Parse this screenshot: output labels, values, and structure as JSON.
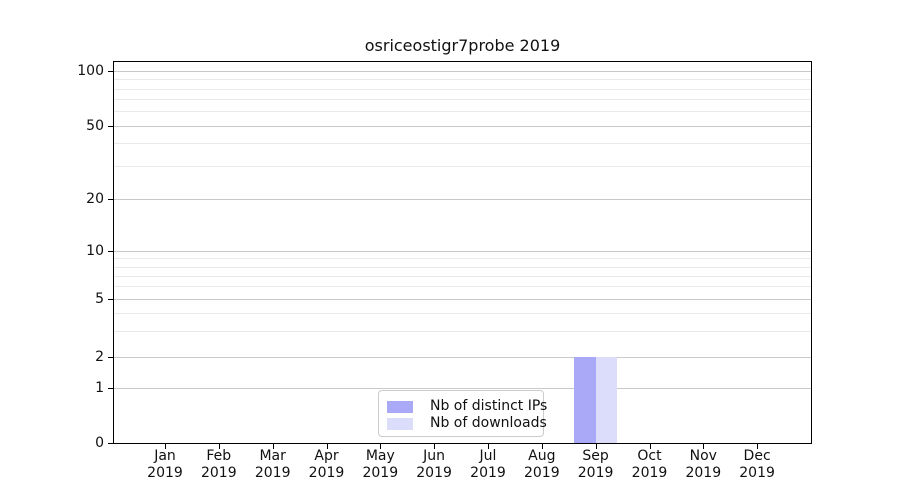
{
  "title": "osriceostigr7probe 2019",
  "chart_data": {
    "type": "bar",
    "title": "osriceostigr7probe 2019",
    "categories": [
      "Jan",
      "Feb",
      "Mar",
      "Apr",
      "May",
      "Jun",
      "Jul",
      "Aug",
      "Sep",
      "Oct",
      "Nov",
      "Dec"
    ],
    "x_tick_second_line": "2019",
    "series": [
      {
        "name": "Nb of distinct IPs",
        "color": "#a9a9f8",
        "values": [
          0,
          0,
          0,
          0,
          0,
          0,
          0,
          0,
          2,
          0,
          0,
          0
        ]
      },
      {
        "name": "Nb of downloads",
        "color": "#dcdcfb",
        "values": [
          0,
          0,
          0,
          0,
          0,
          0,
          0,
          0,
          2,
          0,
          0,
          0
        ]
      }
    ],
    "xlabel": "",
    "ylabel": "",
    "y_scale": "log-above-1-linear-below",
    "y_ticks": [
      0,
      1,
      2,
      5,
      10,
      20,
      50,
      100
    ],
    "y_minor_gridlines": [
      3,
      4,
      6,
      7,
      8,
      9,
      30,
      40,
      60,
      70,
      80,
      90
    ],
    "ylim": [
      0,
      110
    ],
    "grid": "horizontal major and minor",
    "legend_position": "lower center inside plot"
  },
  "legend": {
    "items": [
      {
        "label": "Nb of distinct IPs",
        "color": "#a9a9f8"
      },
      {
        "label": "Nb of downloads",
        "color": "#dcdcfb"
      }
    ]
  },
  "colors": {
    "background": "#ffffff",
    "spine": "#000000",
    "grid_major": "#c9c9c9",
    "grid_minor": "#e9e9e9",
    "text": "#111111"
  }
}
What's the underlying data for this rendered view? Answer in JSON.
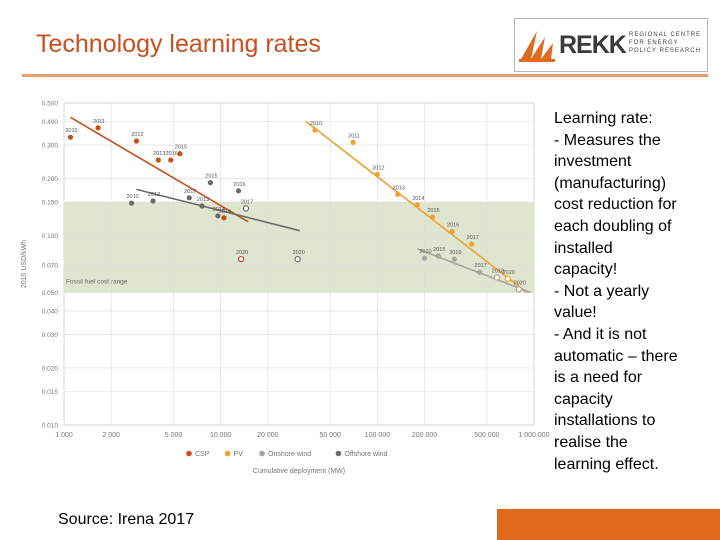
{
  "slide": {
    "title": "Technology learning rates",
    "source": "Source: Irena 2017",
    "colors": {
      "title": "#c8501e",
      "accent": "#e06a1e"
    }
  },
  "logo": {
    "name": "REKK",
    "sub_lines": [
      "REGIONAL CENTRE",
      "FOR ENERGY",
      "POLICY RESEARCH"
    ],
    "icon": "rekk-flame-logo"
  },
  "notes": {
    "lines": [
      "Learning rate:",
      "- Measures the",
      "investment",
      "(manufacturing)",
      "cost reduction for",
      "each doubling of",
      "installed",
      "capacity!",
      "- Not a yearly",
      "value!",
      "- And it is not",
      "automatic – there",
      "is a need for",
      "capacity",
      "installations to",
      "realise the",
      "learning effect."
    ]
  },
  "chart_data": {
    "type": "scatter",
    "x_scale": "log",
    "y_scale": "log",
    "xlim": [
      1000,
      1000000
    ],
    "ylim": [
      0.01,
      0.5
    ],
    "grid": true,
    "legend_placement": "bottom",
    "xlabel": "Cumulative deployment (MW)",
    "ylabel": "2016 USD/kWh",
    "x_ticks": [
      {
        "v": 1000,
        "label": "1 000"
      },
      {
        "v": 2000,
        "label": "2 000"
      },
      {
        "v": 5000,
        "label": "5 000"
      },
      {
        "v": 10000,
        "label": "10 000"
      },
      {
        "v": 20000,
        "label": "20 000"
      },
      {
        "v": 50000,
        "label": "50 000"
      },
      {
        "v": 100000,
        "label": "100 000"
      },
      {
        "v": 200000,
        "label": "200 000"
      },
      {
        "v": 500000,
        "label": "500 000"
      },
      {
        "v": 1000000,
        "label": "1 000 000"
      }
    ],
    "y_ticks": [
      {
        "v": 0.5,
        "label": "0.500"
      },
      {
        "v": 0.4,
        "label": "0.400"
      },
      {
        "v": 0.3,
        "label": "0.300"
      },
      {
        "v": 0.2,
        "label": "0.200"
      },
      {
        "v": 0.15,
        "label": "0.150"
      },
      {
        "v": 0.1,
        "label": "0.100"
      },
      {
        "v": 0.07,
        "label": "0.070"
      },
      {
        "v": 0.05,
        "label": "0.050"
      },
      {
        "v": 0.04,
        "label": "0.040"
      },
      {
        "v": 0.03,
        "label": "0.030"
      },
      {
        "v": 0.02,
        "label": "0.020"
      },
      {
        "v": 0.015,
        "label": "0.015"
      },
      {
        "v": 0.01,
        "label": "0.010"
      }
    ],
    "band": {
      "label": "Fossil fuel cost range",
      "y_min": 0.05,
      "y_max": 0.15,
      "color": "#dfe6cf"
    },
    "series": [
      {
        "name": "CSP",
        "color": "#c4501a",
        "points": [
          {
            "x": 1100,
            "y": 0.33,
            "label": "2010"
          },
          {
            "x": 1650,
            "y": 0.37,
            "label": "2011"
          },
          {
            "x": 2900,
            "y": 0.315,
            "label": "2012"
          },
          {
            "x": 4000,
            "y": 0.25,
            "label": "2013"
          },
          {
            "x": 4800,
            "y": 0.25,
            "label": "2016"
          },
          {
            "x": 5500,
            "y": 0.27,
            "label": "2015"
          },
          {
            "x": 10500,
            "y": 0.124,
            "label": "2014"
          },
          {
            "x": 13500,
            "y": 0.075,
            "label": "2020",
            "hollow": true
          }
        ],
        "trend": [
          {
            "x": 1100,
            "y": 0.42
          },
          {
            "x": 15000,
            "y": 0.118
          }
        ]
      },
      {
        "name": "PV",
        "color": "#f0a030",
        "points": [
          {
            "x": 40000,
            "y": 0.36,
            "label": "2010"
          },
          {
            "x": 70000,
            "y": 0.31,
            "label": "2011"
          },
          {
            "x": 100000,
            "y": 0.21,
            "label": "2012"
          },
          {
            "x": 135000,
            "y": 0.165,
            "label": "2013"
          },
          {
            "x": 180000,
            "y": 0.145,
            "label": "2014"
          },
          {
            "x": 225000,
            "y": 0.125,
            "label": "2015"
          },
          {
            "x": 300000,
            "y": 0.105,
            "label": "2016"
          },
          {
            "x": 400000,
            "y": 0.09,
            "label": "2017"
          },
          {
            "x": 680000,
            "y": 0.059,
            "label": "2020",
            "hollow": true
          }
        ],
        "trend": [
          {
            "x": 35000,
            "y": 0.4
          },
          {
            "x": 900000,
            "y": 0.05
          }
        ]
      },
      {
        "name": "Onshore wind",
        "color": "#a9a49d",
        "points": [
          {
            "x": 200000,
            "y": 0.076,
            "label": "2010"
          },
          {
            "x": 245000,
            "y": 0.078,
            "label": "2015"
          },
          {
            "x": 310000,
            "y": 0.075,
            "label": "2016"
          },
          {
            "x": 450000,
            "y": 0.064,
            "label": "2017"
          },
          {
            "x": 580000,
            "y": 0.06,
            "label": "2018",
            "hollow": true
          },
          {
            "x": 800000,
            "y": 0.052,
            "label": "2020",
            "hollow": true
          }
        ],
        "trend": [
          {
            "x": 180000,
            "y": 0.085
          },
          {
            "x": 950000,
            "y": 0.05
          }
        ]
      },
      {
        "name": "Offshore wind",
        "color": "#6b6b6b",
        "points": [
          {
            "x": 2700,
            "y": 0.148,
            "label": "2010"
          },
          {
            "x": 3700,
            "y": 0.152,
            "label": "2012"
          },
          {
            "x": 6300,
            "y": 0.158,
            "label": "2017"
          },
          {
            "x": 7600,
            "y": 0.143,
            "label": "2013"
          },
          {
            "x": 8600,
            "y": 0.19,
            "label": "2015"
          },
          {
            "x": 9600,
            "y": 0.127,
            "label": "2014"
          },
          {
            "x": 13000,
            "y": 0.172,
            "label": "2016"
          },
          {
            "x": 14500,
            "y": 0.139,
            "label": "2017",
            "hollow": true
          },
          {
            "x": 31000,
            "y": 0.075,
            "label": "2020",
            "hollow": true
          }
        ],
        "trend": [
          {
            "x": 2900,
            "y": 0.175
          },
          {
            "x": 32000,
            "y": 0.106
          }
        ]
      }
    ]
  }
}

*-*-*

> **TASK DIRECTIONS**: Please repeat the entries exactly. Do not include the pictures.

> **CORRECT OUTPUT**:
Parse this screenshot: output labels, values, and structure as JSON.
{
  "title": "osriceostigr7probe 2019",
  "chart_data": {
    "type": "bar",
    "title": "osriceostigr7probe 2019",
    "categories": [
      "Jan",
      "Feb",
      "Mar",
      "Apr",
      "May",
      "Jun",
      "Jul",
      "Aug",
      "Sep",
      "Oct",
      "Nov",
      "Dec"
    ],
    "x_tick_second_line": "2019",
    "series": [
      {
        "name": "Nb of distinct IPs",
        "color": "#a9a9f8",
        "values": [
          0,
          0,
          0,
          0,
          0,
          0,
          0,
          0,
          2,
          0,
          0,
          0
        ]
      },
      {
        "name": "Nb of downloads",
        "color": "#dcdcfb",
        "values": [
          0,
          0,
          0,
          0,
          0,
          0,
          0,
          0,
          2,
          0,
          0,
          0
        ]
      }
    ],
    "xlabel": "",
    "ylabel": "",
    "y_scale": "log-above-1-linear-below",
    "y_ticks": [
      0,
      1,
      2,
      5,
      10,
      20,
      50,
      100
    ],
    "y_minor_gridlines": [
      3,
      4,
      6,
      7,
      8,
      9,
      30,
      40,
      60,
      70,
      80,
      90
    ],
    "ylim": [
      0,
      110
    ],
    "grid": "horizontal major and minor",
    "legend_position": "lower center inside plot"
  },
  "legend": {
    "items": [
      {
        "label": "Nb of distinct IPs",
        "color": "#a9a9f8"
      },
      {
        "label": "Nb of downloads",
        "color": "#dcdcfb"
      }
    ]
  },
  "colors": {
    "background": "#ffffff",
    "spine": "#000000",
    "grid_major": "#c9c9c9",
    "grid_minor": "#e9e9e9",
    "text": "#111111"
  }
}
What's the underlying data for this rendered view? Answer in JSON.
{
  "slide": {
    "title": "Technology learning rates",
    "source": "Source: Irena 2017",
    "colors": {
      "title": "#c8501e",
      "accent": "#e06a1e"
    }
  },
  "logo": {
    "name": "REKK",
    "sub_lines": [
      "REGIONAL CENTRE",
      "FOR ENERGY",
      "POLICY RESEARCH"
    ],
    "icon": "rekk-flame-logo"
  },
  "notes": {
    "lines": [
      "Learning rate:",
      "- Measures the",
      "investment",
      "(manufacturing)",
      "cost reduction for",
      "each doubling of",
      "installed",
      "capacity!",
      "- Not a yearly",
      "value!",
      "- And it is not",
      "automatic – there",
      "is a need for",
      "capacity",
      "installations to",
      "realise the",
      "learning effect."
    ]
  },
  "chart_data": {
    "type": "scatter",
    "x_scale": "log",
    "y_scale": "log",
    "xlim": [
      1000,
      1000000
    ],
    "ylim": [
      0.01,
      0.5
    ],
    "grid": true,
    "legend_placement": "bottom",
    "xlabel": "Cumulative deployment (MW)",
    "ylabel": "2016 USD/kWh",
    "x_ticks": [
      {
        "v": 1000,
        "label": "1 000"
      },
      {
        "v": 2000,
        "label": "2 000"
      },
      {
        "v": 5000,
        "label": "5 000"
      },
      {
        "v": 10000,
        "label": "10 000"
      },
      {
        "v": 20000,
        "label": "20 000"
      },
      {
        "v": 50000,
        "label": "50 000"
      },
      {
        "v": 100000,
        "label": "100 000"
      },
      {
        "v": 200000,
        "label": "200 000"
      },
      {
        "v": 500000,
        "label": "500 000"
      },
      {
        "v": 1000000,
        "label": "1 000 000"
      }
    ],
    "y_ticks": [
      {
        "v": 0.5,
        "label": "0.500"
      },
      {
        "v": 0.4,
        "label": "0.400"
      },
      {
        "v": 0.3,
        "label": "0.300"
      },
      {
        "v": 0.2,
        "label": "0.200"
      },
      {
        "v": 0.15,
        "label": "0.150"
      },
      {
        "v": 0.1,
        "label": "0.100"
      },
      {
        "v": 0.07,
        "label": "0.070"
      },
      {
        "v": 0.05,
        "label": "0.050"
      },
      {
        "v": 0.04,
        "label": "0.040"
      },
      {
        "v": 0.03,
        "label": "0.030"
      },
      {
        "v": 0.02,
        "label": "0.020"
      },
      {
        "v": 0.015,
        "label": "0.015"
      },
      {
        "v": 0.01,
        "label": "0.010"
      }
    ],
    "band": {
      "label": "Fossil fuel cost range",
      "y_min": 0.05,
      "y_max": 0.15,
      "color": "#dfe6cf"
    },
    "series": [
      {
        "name": "CSP",
        "color": "#c4501a",
        "points": [
          {
            "x": 1100,
            "y": 0.33,
            "label": "2010"
          },
          {
            "x": 1650,
            "y": 0.37,
            "label": "2011"
          },
          {
            "x": 2900,
            "y": 0.315,
            "label": "2012"
          },
          {
            "x": 4000,
            "y": 0.25,
            "label": "2013"
          },
          {
            "x": 4800,
            "y": 0.25,
            "label": "2016"
          },
          {
            "x": 5500,
            "y": 0.27,
            "label": "2015"
          },
          {
            "x": 10500,
            "y": 0.124,
            "label": "2014"
          },
          {
            "x": 13500,
            "y": 0.075,
            "label": "2020",
            "hollow": true
          }
        ],
        "trend": [
          {
            "x": 1100,
            "y": 0.42
          },
          {
            "x": 15000,
            "y": 0.118
          }
        ]
      },
      {
        "name": "PV",
        "color": "#f0a030",
        "points": [
          {
            "x": 40000,
            "y": 0.36,
            "label": "2010"
          },
          {
            "x": 70000,
            "y": 0.31,
            "label": "2011"
          },
          {
            "x": 100000,
            "y": 0.21,
            "label": "2012"
          },
          {
            "x": 135000,
            "y": 0.165,
            "label": "2013"
          },
          {
            "x": 180000,
            "y": 0.145,
            "label": "2014"
          },
          {
            "x": 225000,
            "y": 0.125,
            "label": "2015"
          },
          {
            "x": 300000,
            "y": 0.105,
            "label": "2016"
          },
          {
            "x": 400000,
            "y": 0.09,
            "label": "2017"
          },
          {
            "x": 680000,
            "y": 0.059,
            "label": "2020",
            "hollow": true
          }
        ],
        "trend": [
          {
            "x": 35000,
            "y": 0.4
          },
          {
            "x": 900000,
            "y": 0.05
          }
        ]
      },
      {
        "name": "Onshore wind",
        "color": "#a9a49d",
        "points": [
          {
            "x": 200000,
            "y": 0.076,
            "label": "2010"
          },
          {
            "x": 245000,
            "y": 0.078,
            "label": "2015"
          },
          {
            "x": 310000,
            "y": 0.075,
            "label": "2016"
          },
          {
            "x": 450000,
            "y": 0.064,
            "label": "2017"
          },
          {
            "x": 580000,
            "y": 0.06,
            "label": "2018",
            "hollow": true
          },
          {
            "x": 800000,
            "y": 0.052,
            "label": "2020",
            "hollow": true
          }
        ],
        "trend": [
          {
            "x": 180000,
            "y": 0.085
          },
          {
            "x": 950000,
            "y": 0.05
          }
        ]
      },
      {
        "name": "Offshore wind",
        "color": "#6b6b6b",
        "points": [
          {
            "x": 2700,
            "y": 0.148,
            "label": "2010"
          },
          {
            "x": 3700,
            "y": 0.152,
            "label": "2012"
          },
          {
            "x": 6300,
            "y": 0.158,
            "label": "2017"
          },
          {
            "x": 7600,
            "y": 0.143,
            "label": "2013"
          },
          {
            "x": 8600,
            "y": 0.19,
            "label": "2015"
          },
          {
            "x": 9600,
            "y": 0.127,
            "label": "2014"
          },
          {
            "x": 13000,
            "y": 0.172,
            "label": "2016"
          },
          {
            "x": 14500,
            "y": 0.139,
            "label": "2017",
            "hollow": true
          },
          {
            "x": 31000,
            "y": 0.075,
            "label": "2020",
            "hollow": true
          }
        ],
        "trend": [
          {
            "x": 2900,
            "y": 0.175
          },
          {
            "x": 32000,
            "y": 0.106
          }
        ]
      }
    ]
  }
}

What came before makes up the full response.